- **Task prompt**
Transcribe every line exactly. Leave the pictures behind.

- **Data lines**
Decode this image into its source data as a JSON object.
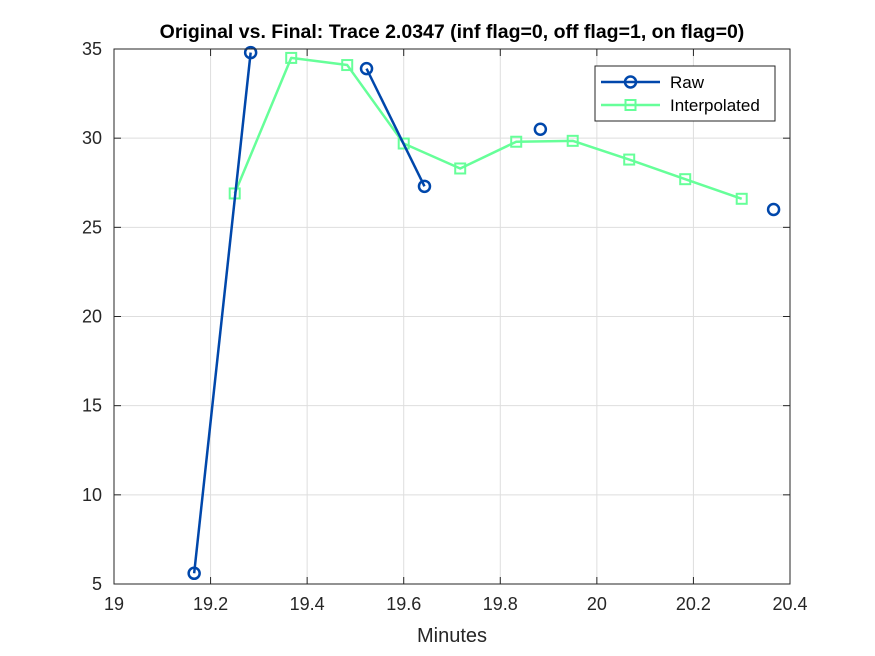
{
  "chart_data": {
    "type": "line",
    "title": "Original vs. Final: Trace 2.0347 (inf flag=0, off flag=1, on flag=0)",
    "xlabel": "Minutes",
    "ylabel": "",
    "xlim": [
      19,
      20.4
    ],
    "ylim": [
      5,
      35
    ],
    "xticks": [
      "19",
      "19.2",
      "19.4",
      "19.6",
      "19.8",
      "20",
      "20.2",
      "20.4"
    ],
    "yticks": [
      "5",
      "10",
      "15",
      "20",
      "25",
      "30",
      "35"
    ],
    "xtick_values": [
      19,
      19.2,
      19.4,
      19.6,
      19.8,
      20,
      20.2,
      20.4
    ],
    "ytick_values": [
      5,
      10,
      15,
      20,
      25,
      30,
      35
    ],
    "grid": true,
    "legend_position": "top-right",
    "series": [
      {
        "name": "Raw",
        "color": "#0047ab",
        "marker": "circle",
        "segments": [
          [
            [
              19.166,
              5.6
            ],
            [
              19.283,
              34.8
            ]
          ],
          [
            [
              19.523,
              33.9
            ],
            [
              19.643,
              27.3
            ]
          ],
          [
            [
              19.883,
              30.5
            ]
          ],
          [
            [
              20.366,
              26.0
            ]
          ]
        ]
      },
      {
        "name": "Interpolated",
        "color": "#66ff99",
        "marker": "square",
        "segments": [
          [
            [
              19.25,
              26.9
            ],
            [
              19.367,
              34.5
            ],
            [
              19.483,
              34.1
            ],
            [
              19.6,
              29.7
            ],
            [
              19.717,
              28.3
            ],
            [
              19.833,
              29.8
            ],
            [
              19.95,
              29.85
            ],
            [
              20.067,
              28.8
            ],
            [
              20.183,
              27.7
            ],
            [
              20.3,
              26.6
            ]
          ]
        ]
      }
    ]
  }
}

- **Output**
Decode this image into its source data as a JSON object.
{
  "chart_data": {
    "type": "line",
    "title": "Original vs. Final: Trace 2.0347 (inf flag=0, off flag=1, on flag=0)",
    "xlabel": "Minutes",
    "ylabel": "",
    "xlim": [
      19,
      20.4
    ],
    "ylim": [
      5,
      35
    ],
    "xticks": [
      "19",
      "19.2",
      "19.4",
      "19.6",
      "19.8",
      "20",
      "20.2",
      "20.4"
    ],
    "yticks": [
      "5",
      "10",
      "15",
      "20",
      "25",
      "30",
      "35"
    ],
    "xtick_values": [
      19,
      19.2,
      19.4,
      19.6,
      19.8,
      20,
      20.2,
      20.4
    ],
    "ytick_values": [
      5,
      10,
      15,
      20,
      25,
      30,
      35
    ],
    "grid": true,
    "legend_position": "top-right",
    "series": [
      {
        "name": "Raw",
        "color": "#0047ab",
        "marker": "circle",
        "segments": [
          [
            [
              19.166,
              5.6
            ],
            [
              19.283,
              34.8
            ]
          ],
          [
            [
              19.523,
              33.9
            ],
            [
              19.643,
              27.3
            ]
          ],
          [
            [
              19.883,
              30.5
            ]
          ],
          [
            [
              20.366,
              26.0
            ]
          ]
        ]
      },
      {
        "name": "Interpolated",
        "color": "#66ff99",
        "marker": "square",
        "segments": [
          [
            [
              19.25,
              26.9
            ],
            [
              19.367,
              34.5
            ],
            [
              19.483,
              34.1
            ],
            [
              19.6,
              29.7
            ],
            [
              19.717,
              28.3
            ],
            [
              19.833,
              29.8
            ],
            [
              19.95,
              29.85
            ],
            [
              20.067,
              28.8
            ],
            [
              20.183,
              27.7
            ],
            [
              20.3,
              26.6
            ]
          ]
        ]
      }
    ]
  }
}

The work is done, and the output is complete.